> [What is expected] Output the data that follows exactly, line for line.

○ ○ ○ ○ ○ ○ ○

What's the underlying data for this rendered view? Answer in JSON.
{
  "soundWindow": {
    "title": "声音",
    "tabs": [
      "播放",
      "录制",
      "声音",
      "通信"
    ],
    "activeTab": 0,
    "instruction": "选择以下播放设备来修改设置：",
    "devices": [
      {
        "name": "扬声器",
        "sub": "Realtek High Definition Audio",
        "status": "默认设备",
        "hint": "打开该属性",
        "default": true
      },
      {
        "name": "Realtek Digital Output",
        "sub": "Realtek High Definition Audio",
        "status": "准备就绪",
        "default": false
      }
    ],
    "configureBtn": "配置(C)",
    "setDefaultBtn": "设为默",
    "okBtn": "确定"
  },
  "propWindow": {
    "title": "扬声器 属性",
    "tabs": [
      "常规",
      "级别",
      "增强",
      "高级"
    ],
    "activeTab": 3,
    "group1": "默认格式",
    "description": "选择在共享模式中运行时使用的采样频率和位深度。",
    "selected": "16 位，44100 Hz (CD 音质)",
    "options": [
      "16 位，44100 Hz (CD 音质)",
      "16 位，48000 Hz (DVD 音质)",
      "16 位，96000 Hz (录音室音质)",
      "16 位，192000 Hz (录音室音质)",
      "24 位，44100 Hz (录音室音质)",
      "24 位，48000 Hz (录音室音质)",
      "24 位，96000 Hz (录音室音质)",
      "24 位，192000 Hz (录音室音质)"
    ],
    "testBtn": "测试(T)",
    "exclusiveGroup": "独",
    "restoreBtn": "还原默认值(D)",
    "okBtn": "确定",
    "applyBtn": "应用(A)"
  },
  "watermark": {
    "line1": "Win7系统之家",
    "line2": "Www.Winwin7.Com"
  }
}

○ ○ ○ ○ ○ ○ ○

> [Task response]
What's the underlying data for this rendered view? Answer in JSON.
{
  "soundWindow": {
    "title": "声音",
    "tabs": [
      "播放",
      "录制",
      "声音",
      "通信"
    ],
    "activeTab": 0,
    "instruction": "选择以下播放设备来修改设置：",
    "devices": [
      {
        "name": "扬声器",
        "sub": "Realtek High Definition Audio",
        "status": "默认设备",
        "hint": "打开该属性",
        "default": true
      },
      {
        "name": "Realtek Digital Output",
        "sub": "Realtek High Definition Audio",
        "status": "准备就绪",
        "default": false
      }
    ],
    "configureBtn": "配置(C)",
    "setDefaultBtn": "设为默",
    "okBtn": "确定"
  },
  "propWindow": {
    "title": "扬声器 属性",
    "tabs": [
      "常规",
      "级别",
      "增强",
      "高级"
    ],
    "activeTab": 3,
    "group1": "默认格式",
    "description": "选择在共享模式中运行时使用的采样频率和位深度。",
    "selected": "16 位，44100 Hz (CD 音质)",
    "options": [
      "16 位，44100 Hz (CD 音质)",
      "16 位，48000 Hz (DVD 音质)",
      "16 位，96000 Hz (录音室音质)",
      "16 位，192000 Hz (录音室音质)",
      "24 位，44100 Hz (录音室音质)",
      "24 位，48000 Hz (录音室音质)",
      "24 位，96000 Hz (录音室音质)",
      "24 位，192000 Hz (录音室音质)"
    ],
    "testBtn": "测试(T)",
    "exclusiveGroup": "独",
    "restoreBtn": "还原默认值(D)",
    "okBtn": "确定",
    "applyBtn": "应用(A)"
  },
  "watermark": {
    "line1": "Win7系统之家",
    "line2": "Www.Winwin7.Com"
  }
}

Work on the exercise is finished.